Exercise details: From the entries below, copy out every line with "nhất" in it.

Data to use:
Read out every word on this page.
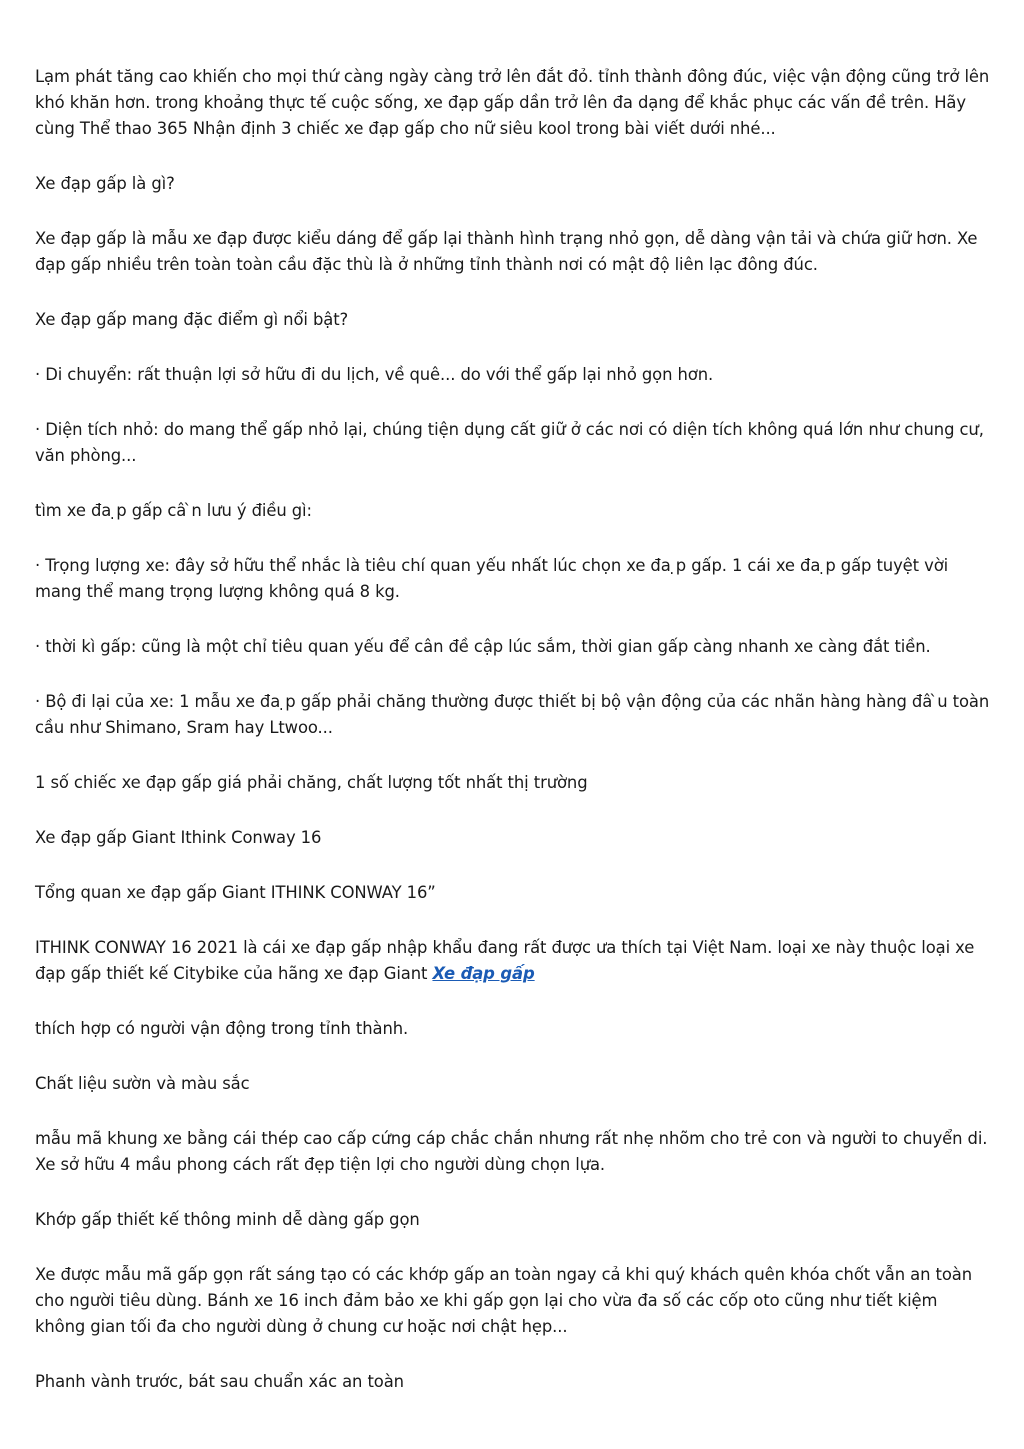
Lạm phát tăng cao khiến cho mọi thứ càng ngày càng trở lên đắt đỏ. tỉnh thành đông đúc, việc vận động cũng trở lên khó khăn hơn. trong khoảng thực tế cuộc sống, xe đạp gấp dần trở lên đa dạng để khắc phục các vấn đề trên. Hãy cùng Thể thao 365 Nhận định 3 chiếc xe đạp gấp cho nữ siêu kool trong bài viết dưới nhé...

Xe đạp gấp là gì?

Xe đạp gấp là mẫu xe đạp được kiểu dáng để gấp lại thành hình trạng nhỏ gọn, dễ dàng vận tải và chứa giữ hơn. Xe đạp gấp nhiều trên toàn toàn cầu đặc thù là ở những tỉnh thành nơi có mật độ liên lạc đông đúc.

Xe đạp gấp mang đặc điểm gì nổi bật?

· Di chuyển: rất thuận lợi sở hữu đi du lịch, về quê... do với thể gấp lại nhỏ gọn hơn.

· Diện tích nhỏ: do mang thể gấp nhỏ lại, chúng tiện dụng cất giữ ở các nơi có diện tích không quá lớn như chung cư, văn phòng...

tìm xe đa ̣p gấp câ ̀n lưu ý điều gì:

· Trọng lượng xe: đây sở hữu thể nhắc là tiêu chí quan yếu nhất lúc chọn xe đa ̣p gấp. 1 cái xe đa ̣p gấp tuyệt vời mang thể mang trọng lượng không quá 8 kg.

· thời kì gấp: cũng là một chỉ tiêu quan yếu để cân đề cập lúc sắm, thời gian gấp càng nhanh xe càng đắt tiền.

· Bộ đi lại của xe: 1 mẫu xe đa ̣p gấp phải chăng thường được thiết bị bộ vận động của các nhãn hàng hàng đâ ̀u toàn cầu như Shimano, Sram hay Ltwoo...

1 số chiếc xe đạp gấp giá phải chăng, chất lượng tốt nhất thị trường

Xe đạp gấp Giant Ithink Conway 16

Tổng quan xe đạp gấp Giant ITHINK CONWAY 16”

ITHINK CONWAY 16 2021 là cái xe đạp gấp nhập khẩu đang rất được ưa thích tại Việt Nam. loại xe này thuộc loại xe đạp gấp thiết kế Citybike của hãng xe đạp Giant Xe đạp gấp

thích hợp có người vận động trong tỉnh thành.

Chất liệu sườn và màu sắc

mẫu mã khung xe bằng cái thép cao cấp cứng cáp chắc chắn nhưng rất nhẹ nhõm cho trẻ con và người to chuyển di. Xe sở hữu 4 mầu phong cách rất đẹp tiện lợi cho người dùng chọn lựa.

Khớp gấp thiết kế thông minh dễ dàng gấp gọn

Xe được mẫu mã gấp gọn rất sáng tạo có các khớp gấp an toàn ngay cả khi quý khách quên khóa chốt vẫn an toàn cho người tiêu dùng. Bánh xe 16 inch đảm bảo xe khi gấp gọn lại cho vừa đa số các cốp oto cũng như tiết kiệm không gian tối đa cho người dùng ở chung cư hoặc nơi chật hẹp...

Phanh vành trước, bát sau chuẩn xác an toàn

==

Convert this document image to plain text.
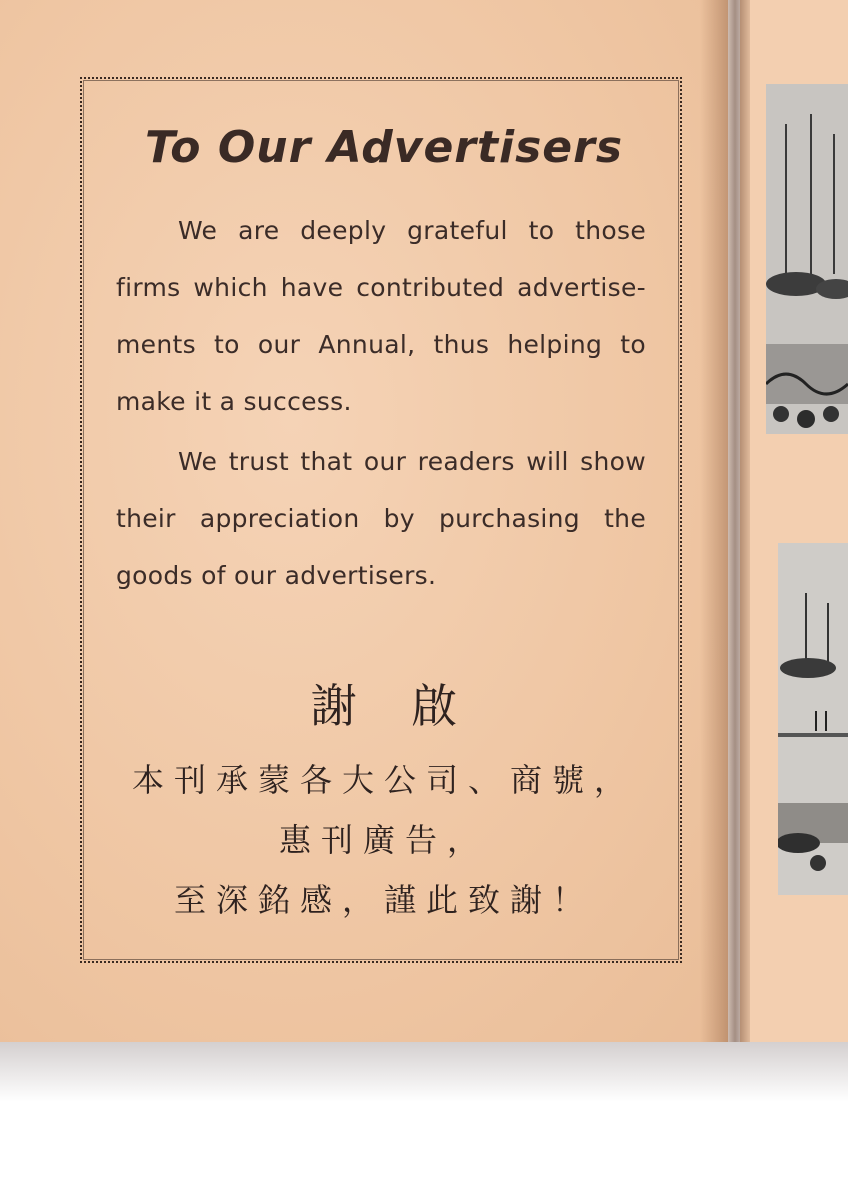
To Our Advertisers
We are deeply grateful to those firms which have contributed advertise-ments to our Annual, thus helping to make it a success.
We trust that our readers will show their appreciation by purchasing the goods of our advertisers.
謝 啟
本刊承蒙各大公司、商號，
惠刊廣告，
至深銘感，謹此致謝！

* * *

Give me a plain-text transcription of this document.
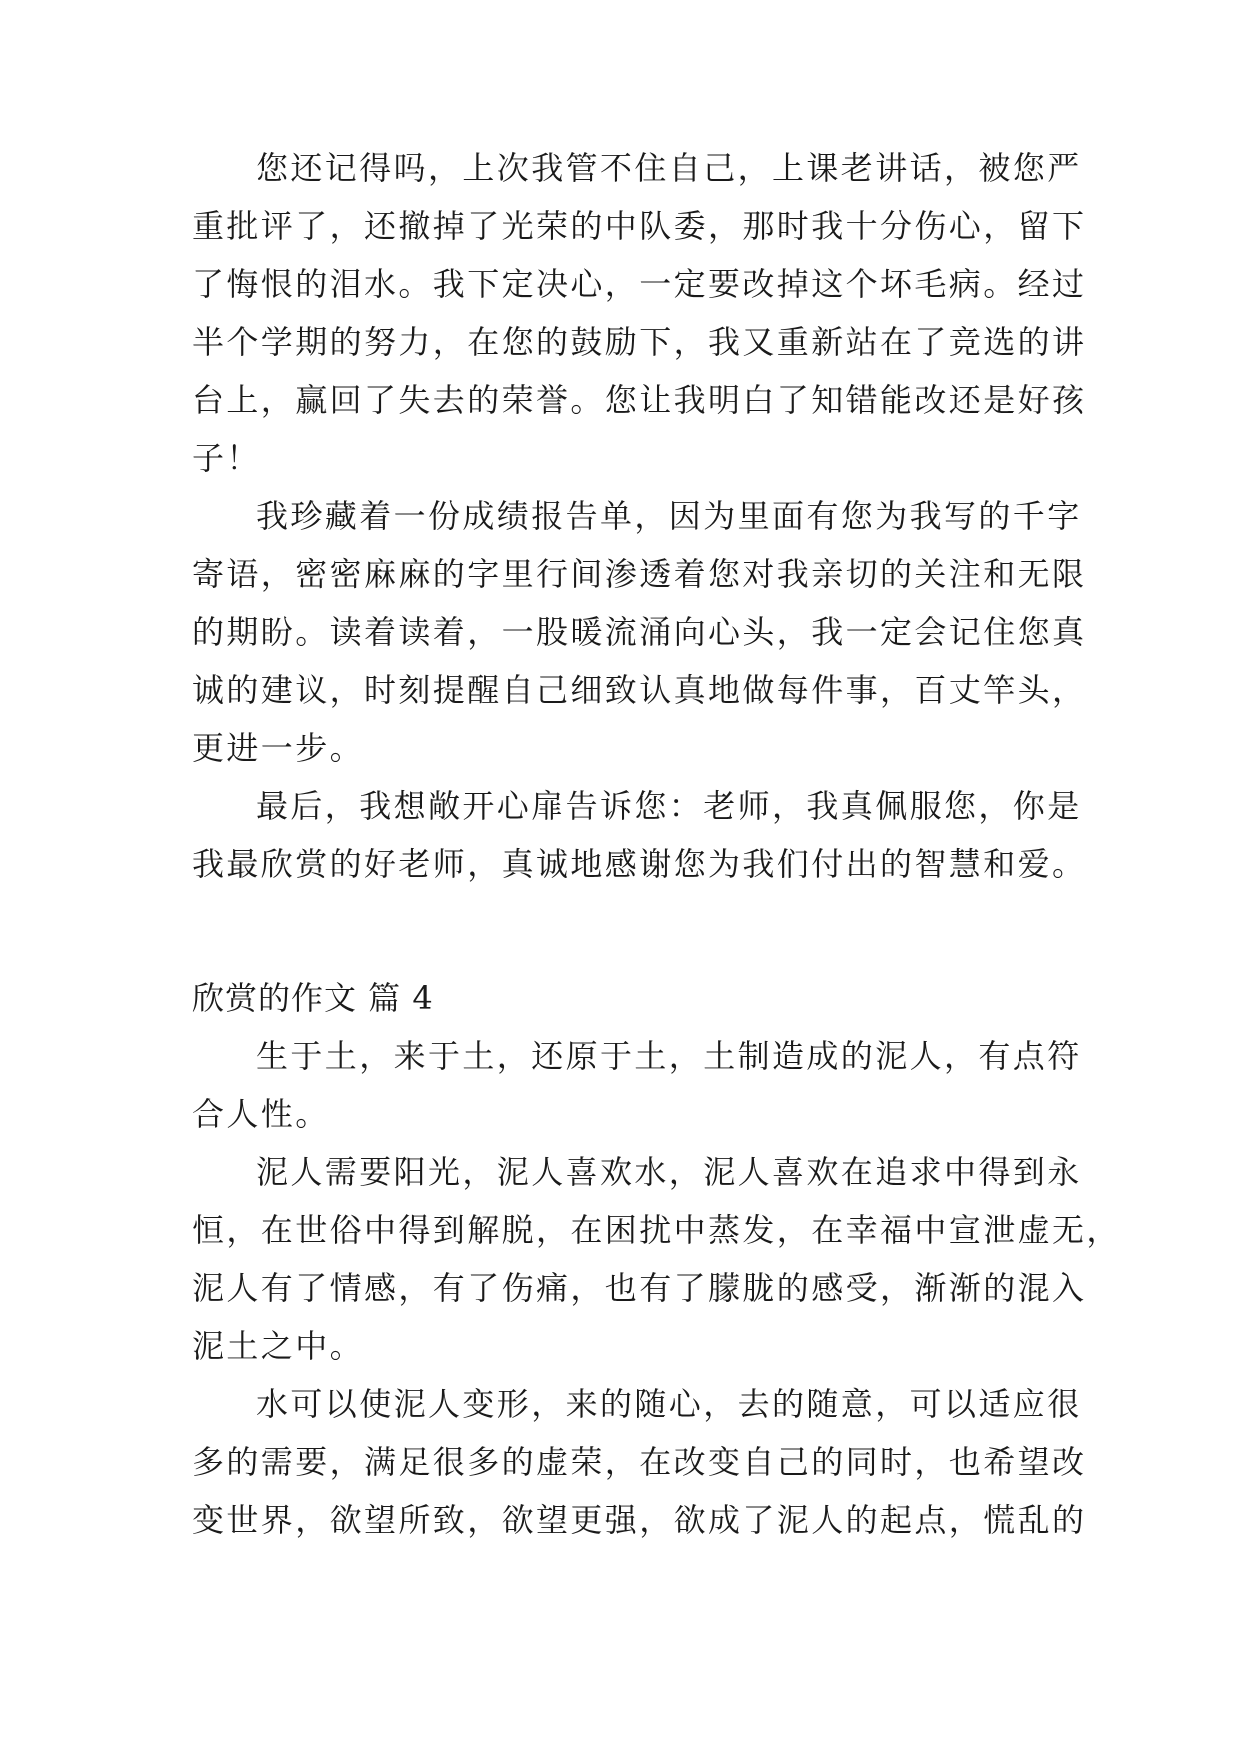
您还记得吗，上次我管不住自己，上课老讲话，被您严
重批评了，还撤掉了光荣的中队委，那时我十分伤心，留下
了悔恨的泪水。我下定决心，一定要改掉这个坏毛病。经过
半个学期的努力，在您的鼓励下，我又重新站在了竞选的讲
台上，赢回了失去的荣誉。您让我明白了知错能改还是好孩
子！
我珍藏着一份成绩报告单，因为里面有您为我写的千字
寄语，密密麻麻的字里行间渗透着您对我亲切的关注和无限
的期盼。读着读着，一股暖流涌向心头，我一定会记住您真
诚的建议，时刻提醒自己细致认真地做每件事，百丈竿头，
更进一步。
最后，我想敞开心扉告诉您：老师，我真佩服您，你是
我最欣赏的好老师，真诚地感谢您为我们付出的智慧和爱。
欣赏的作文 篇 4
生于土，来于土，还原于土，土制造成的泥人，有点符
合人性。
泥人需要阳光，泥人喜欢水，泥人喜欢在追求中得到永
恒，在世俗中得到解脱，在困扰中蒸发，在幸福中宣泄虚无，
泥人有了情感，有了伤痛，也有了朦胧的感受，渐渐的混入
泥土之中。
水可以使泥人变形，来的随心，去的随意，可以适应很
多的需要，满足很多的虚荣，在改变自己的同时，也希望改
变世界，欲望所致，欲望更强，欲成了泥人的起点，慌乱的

Written solution:
· Trọng lượng xe: đây sở hữu thể nhắc là tiêu chí quan yếu nhất lúc chọn xe đa ̣p gấp. 1 cái xe đa ̣p gấp tuyệt vời mang thể mang trọng lượng không quá 8 kg.
1 số chiếc xe đạp gấp giá phải chăng, chất lượng tốt nhất thị trường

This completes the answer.